» Exercise objective: Count every line that has the word "输入关键词". Give the number, without anything more.

[Records start]

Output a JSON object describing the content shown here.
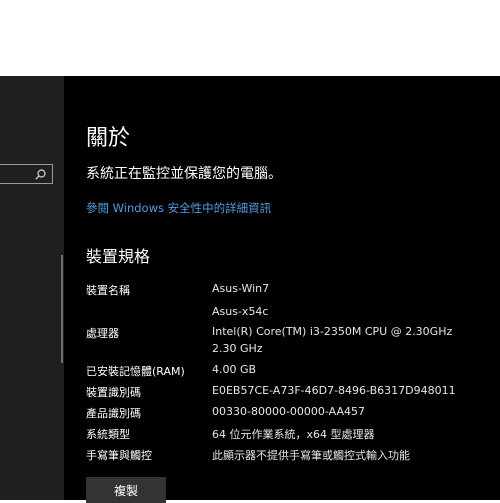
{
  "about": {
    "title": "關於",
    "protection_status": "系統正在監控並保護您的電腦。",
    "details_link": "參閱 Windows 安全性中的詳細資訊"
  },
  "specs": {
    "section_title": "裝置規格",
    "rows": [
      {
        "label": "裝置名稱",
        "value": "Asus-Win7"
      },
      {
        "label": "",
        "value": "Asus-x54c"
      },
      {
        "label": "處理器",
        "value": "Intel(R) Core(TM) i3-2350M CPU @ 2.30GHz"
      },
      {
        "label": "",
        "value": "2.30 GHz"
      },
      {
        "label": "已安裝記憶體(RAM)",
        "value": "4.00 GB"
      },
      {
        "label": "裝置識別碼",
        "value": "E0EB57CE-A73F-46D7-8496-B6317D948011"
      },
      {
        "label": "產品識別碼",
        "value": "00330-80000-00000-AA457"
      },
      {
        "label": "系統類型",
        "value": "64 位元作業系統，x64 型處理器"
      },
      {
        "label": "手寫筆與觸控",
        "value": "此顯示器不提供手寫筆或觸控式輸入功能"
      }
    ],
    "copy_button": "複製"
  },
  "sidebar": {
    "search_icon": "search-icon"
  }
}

[Records end]
[Records start]

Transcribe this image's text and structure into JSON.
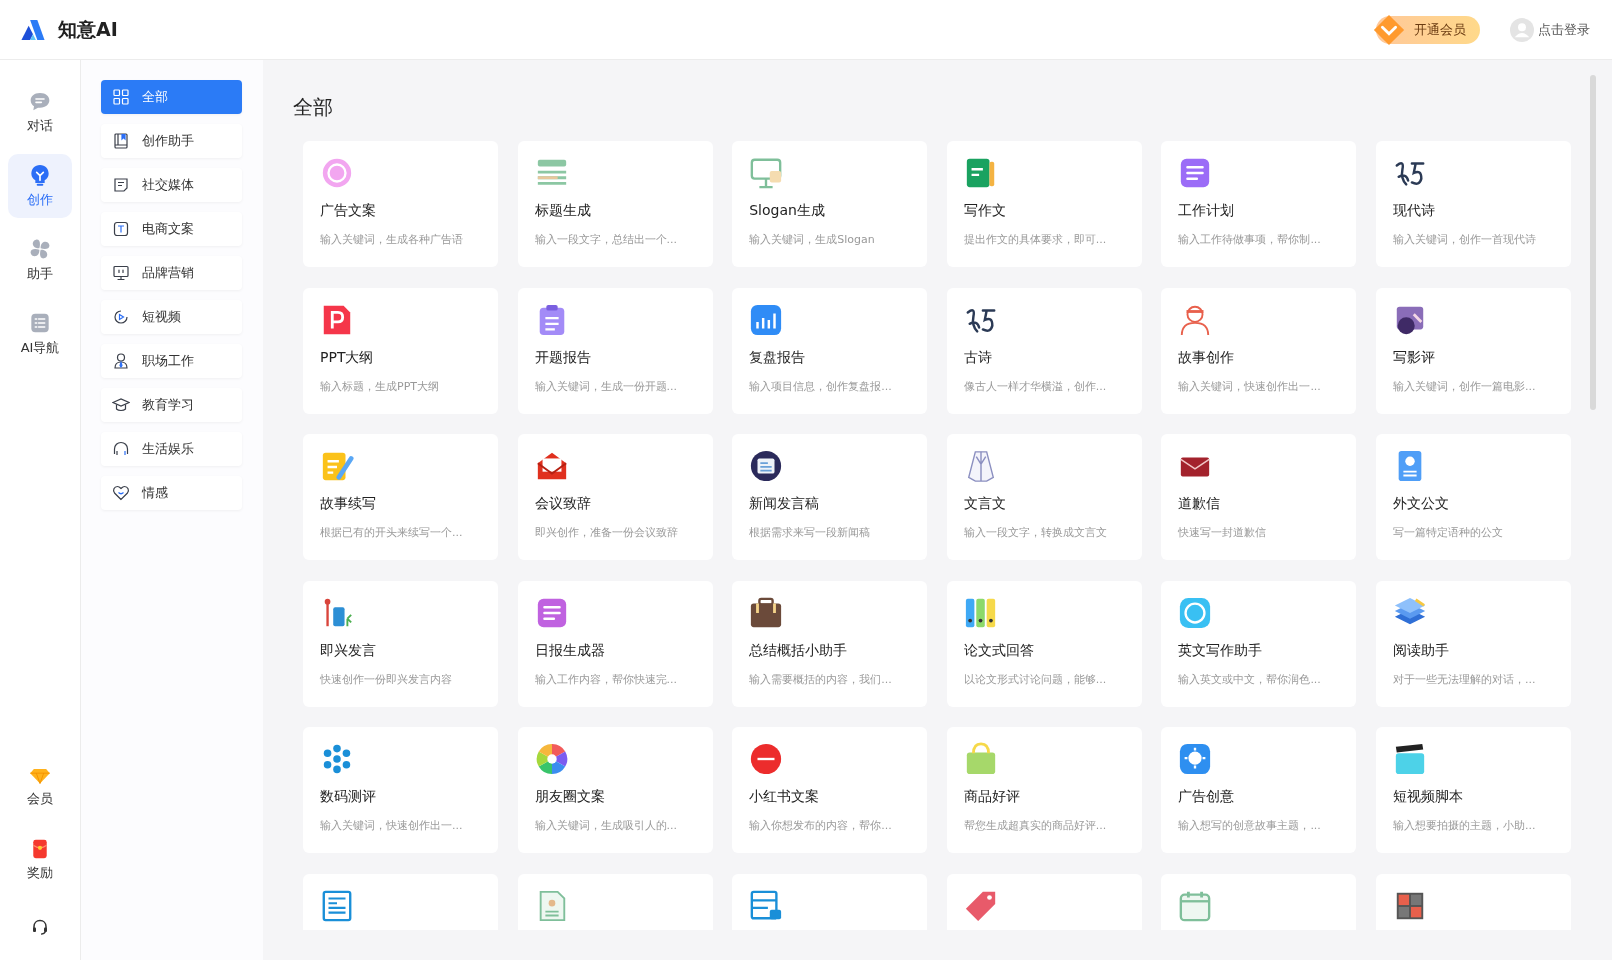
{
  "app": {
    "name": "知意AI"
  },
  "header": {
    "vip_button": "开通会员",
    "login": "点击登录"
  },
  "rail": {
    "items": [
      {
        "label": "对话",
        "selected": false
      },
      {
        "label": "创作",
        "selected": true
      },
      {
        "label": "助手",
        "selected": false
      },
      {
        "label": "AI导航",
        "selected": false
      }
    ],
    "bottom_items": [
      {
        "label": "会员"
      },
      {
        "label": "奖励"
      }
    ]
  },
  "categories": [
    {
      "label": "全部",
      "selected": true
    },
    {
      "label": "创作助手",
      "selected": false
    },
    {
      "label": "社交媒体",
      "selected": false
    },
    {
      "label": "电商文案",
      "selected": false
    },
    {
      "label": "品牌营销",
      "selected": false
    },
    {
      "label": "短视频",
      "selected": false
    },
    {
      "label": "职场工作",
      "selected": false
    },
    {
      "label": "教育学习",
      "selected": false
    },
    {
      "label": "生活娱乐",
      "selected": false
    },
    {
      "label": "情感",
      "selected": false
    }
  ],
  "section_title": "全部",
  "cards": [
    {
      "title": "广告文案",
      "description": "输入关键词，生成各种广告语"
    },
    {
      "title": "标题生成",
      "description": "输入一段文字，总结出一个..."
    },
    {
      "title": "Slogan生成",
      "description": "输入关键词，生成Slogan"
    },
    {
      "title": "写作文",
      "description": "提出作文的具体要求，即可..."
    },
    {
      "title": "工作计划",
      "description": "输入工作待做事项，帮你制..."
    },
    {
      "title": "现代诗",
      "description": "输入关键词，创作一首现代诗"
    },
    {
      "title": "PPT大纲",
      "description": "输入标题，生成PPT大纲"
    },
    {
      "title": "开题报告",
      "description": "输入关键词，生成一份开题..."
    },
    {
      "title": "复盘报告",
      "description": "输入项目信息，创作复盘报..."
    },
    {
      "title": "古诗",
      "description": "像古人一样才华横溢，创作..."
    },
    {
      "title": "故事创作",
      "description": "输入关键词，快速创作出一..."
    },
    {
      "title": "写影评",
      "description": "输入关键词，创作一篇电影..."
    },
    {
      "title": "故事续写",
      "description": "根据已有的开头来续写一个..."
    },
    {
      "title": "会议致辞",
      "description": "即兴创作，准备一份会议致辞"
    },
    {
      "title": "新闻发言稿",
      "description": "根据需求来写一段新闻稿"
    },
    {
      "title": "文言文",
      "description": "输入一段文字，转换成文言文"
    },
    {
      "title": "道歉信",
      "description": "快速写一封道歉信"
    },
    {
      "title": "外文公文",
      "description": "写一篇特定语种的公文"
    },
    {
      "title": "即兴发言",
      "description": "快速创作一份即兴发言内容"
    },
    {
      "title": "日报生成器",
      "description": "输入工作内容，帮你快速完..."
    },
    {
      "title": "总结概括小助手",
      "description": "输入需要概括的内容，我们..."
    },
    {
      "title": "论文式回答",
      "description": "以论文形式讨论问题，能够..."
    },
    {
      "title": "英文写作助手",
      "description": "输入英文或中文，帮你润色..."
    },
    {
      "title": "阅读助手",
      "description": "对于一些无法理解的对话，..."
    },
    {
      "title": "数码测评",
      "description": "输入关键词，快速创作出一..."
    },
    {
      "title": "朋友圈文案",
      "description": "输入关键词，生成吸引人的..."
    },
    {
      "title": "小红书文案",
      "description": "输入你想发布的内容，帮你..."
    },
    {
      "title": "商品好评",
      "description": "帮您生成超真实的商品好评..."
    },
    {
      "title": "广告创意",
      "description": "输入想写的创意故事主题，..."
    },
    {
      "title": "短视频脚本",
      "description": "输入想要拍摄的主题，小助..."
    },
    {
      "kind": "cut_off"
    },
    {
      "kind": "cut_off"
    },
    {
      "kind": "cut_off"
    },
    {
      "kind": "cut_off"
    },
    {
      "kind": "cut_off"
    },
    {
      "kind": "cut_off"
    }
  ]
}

[Records end]

» The solution: 8